**Saved data entries**
╔══

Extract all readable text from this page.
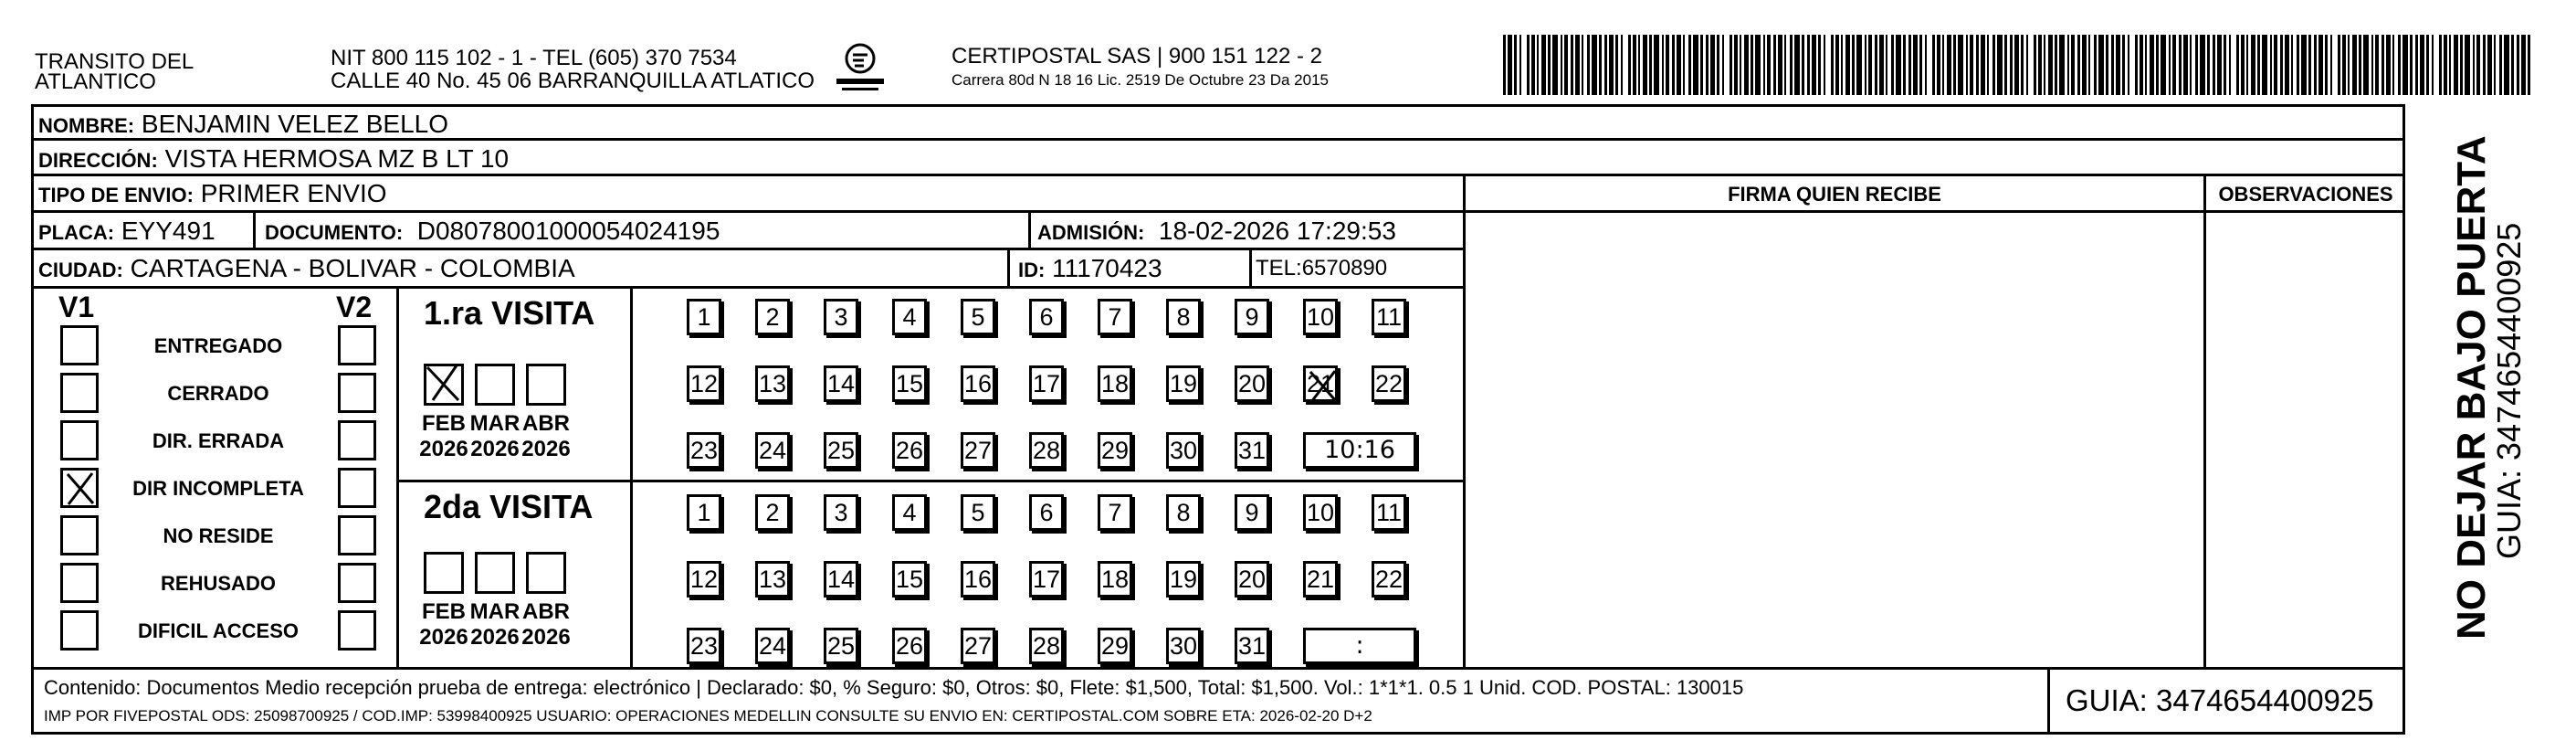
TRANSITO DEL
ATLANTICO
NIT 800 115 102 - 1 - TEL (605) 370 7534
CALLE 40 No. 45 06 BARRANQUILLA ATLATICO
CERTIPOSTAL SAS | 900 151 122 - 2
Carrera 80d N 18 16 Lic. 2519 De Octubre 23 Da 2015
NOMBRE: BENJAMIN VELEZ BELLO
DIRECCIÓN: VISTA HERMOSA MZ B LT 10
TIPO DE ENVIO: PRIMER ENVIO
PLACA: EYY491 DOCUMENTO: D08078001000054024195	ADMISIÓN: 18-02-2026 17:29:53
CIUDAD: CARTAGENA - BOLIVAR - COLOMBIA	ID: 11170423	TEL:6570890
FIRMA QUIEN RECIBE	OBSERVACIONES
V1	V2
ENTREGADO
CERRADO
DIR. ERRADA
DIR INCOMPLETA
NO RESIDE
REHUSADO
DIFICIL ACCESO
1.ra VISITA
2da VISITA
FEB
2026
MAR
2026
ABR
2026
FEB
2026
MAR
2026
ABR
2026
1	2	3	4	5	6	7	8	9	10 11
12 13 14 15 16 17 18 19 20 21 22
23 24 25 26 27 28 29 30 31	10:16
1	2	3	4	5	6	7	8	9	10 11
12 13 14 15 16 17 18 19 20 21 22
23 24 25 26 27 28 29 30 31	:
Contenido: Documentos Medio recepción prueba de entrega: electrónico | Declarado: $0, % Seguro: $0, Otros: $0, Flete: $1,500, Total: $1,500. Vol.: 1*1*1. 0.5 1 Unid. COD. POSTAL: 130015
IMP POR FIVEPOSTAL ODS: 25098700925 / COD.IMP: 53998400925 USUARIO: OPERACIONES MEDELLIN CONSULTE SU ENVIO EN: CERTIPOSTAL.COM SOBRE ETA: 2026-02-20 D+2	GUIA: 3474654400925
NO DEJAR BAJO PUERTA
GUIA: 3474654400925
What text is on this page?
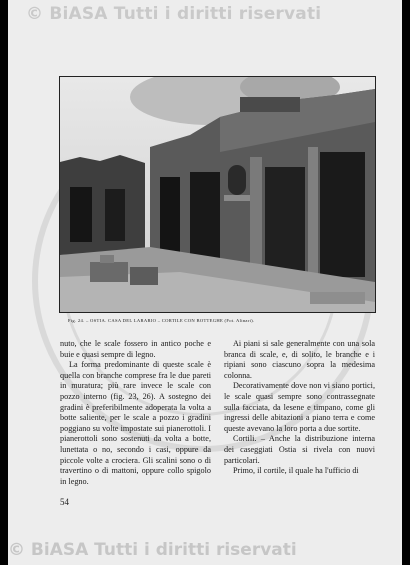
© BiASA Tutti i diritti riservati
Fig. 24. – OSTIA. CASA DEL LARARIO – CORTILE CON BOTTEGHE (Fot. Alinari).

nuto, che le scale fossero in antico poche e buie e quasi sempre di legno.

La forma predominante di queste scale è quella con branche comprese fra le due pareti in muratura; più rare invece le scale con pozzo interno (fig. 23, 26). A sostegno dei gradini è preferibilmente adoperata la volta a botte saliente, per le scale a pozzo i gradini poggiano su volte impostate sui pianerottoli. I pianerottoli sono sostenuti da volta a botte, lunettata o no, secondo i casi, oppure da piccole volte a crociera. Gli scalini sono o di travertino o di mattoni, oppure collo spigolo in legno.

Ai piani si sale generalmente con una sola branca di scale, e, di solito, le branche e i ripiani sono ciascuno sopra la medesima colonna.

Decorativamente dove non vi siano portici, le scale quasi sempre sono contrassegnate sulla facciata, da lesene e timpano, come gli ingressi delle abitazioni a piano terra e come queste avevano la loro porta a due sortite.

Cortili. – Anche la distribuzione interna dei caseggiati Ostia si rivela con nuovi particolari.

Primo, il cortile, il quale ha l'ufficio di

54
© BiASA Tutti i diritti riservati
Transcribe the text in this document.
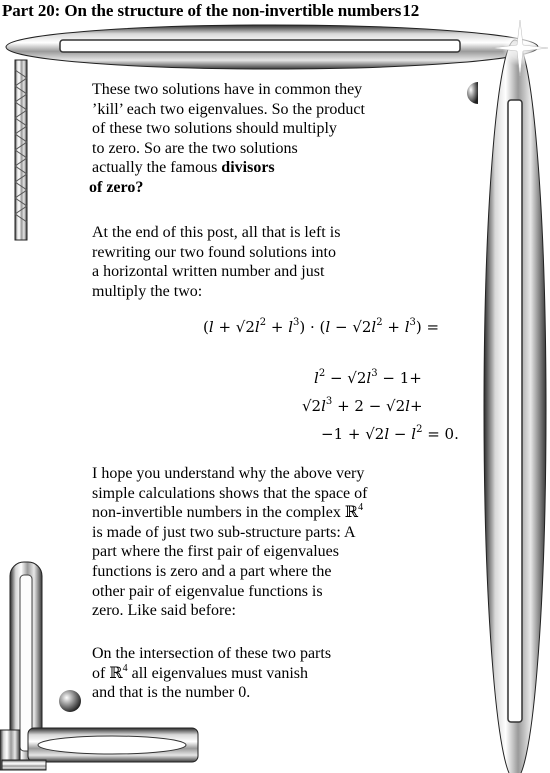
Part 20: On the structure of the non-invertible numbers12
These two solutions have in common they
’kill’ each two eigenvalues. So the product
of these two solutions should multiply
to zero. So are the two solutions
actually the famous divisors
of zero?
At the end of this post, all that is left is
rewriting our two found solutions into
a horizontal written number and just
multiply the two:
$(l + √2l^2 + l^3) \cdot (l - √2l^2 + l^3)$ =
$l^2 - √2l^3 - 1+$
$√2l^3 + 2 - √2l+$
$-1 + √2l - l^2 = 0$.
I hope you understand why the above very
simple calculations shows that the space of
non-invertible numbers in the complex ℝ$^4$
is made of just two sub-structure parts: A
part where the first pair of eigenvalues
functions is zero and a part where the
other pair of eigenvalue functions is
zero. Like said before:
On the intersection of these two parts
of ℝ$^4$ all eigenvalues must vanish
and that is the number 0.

╚══

**SET EXERCISE**
Show all lines above holding "page".

**FULL ANSWER**
Extract all readable text from this page.
What text is on this page?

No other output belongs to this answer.